═════ Provided data

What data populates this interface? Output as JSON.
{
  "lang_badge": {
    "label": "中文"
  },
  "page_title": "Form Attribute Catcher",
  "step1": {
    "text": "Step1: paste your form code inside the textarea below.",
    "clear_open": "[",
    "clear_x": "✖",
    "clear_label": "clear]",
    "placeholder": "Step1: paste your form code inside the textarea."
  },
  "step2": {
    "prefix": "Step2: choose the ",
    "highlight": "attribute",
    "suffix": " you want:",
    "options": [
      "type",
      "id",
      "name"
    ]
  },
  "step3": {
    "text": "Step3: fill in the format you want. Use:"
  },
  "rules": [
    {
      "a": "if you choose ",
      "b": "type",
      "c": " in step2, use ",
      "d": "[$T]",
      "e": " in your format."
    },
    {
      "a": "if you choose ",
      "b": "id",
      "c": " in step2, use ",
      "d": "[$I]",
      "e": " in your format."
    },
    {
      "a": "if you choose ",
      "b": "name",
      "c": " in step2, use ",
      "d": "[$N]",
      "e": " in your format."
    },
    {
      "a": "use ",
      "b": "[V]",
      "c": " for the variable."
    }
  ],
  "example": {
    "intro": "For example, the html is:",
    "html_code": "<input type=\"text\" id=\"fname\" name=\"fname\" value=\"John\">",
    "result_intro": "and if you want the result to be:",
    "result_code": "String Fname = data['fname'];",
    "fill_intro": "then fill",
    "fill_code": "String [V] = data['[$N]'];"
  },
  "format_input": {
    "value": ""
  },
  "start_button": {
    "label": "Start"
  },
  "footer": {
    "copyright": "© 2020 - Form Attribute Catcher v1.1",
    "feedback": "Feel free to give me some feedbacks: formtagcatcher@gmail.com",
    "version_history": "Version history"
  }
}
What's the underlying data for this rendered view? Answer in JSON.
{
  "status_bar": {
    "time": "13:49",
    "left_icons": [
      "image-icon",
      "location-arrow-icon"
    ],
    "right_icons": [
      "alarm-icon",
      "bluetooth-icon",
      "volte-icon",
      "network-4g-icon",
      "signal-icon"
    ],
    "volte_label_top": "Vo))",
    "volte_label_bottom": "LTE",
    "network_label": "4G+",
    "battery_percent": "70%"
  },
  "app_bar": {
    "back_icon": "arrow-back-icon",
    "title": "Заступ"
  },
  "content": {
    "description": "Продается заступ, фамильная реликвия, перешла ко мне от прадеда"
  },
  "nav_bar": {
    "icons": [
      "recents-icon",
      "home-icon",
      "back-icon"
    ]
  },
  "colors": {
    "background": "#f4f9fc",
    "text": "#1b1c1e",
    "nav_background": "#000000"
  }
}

══════════

Written problem: Write out each line of the data that holds the string "arrow".

Result for this task:
      "location-arrow-icon"
    "back_icon": "arrow-back-icon",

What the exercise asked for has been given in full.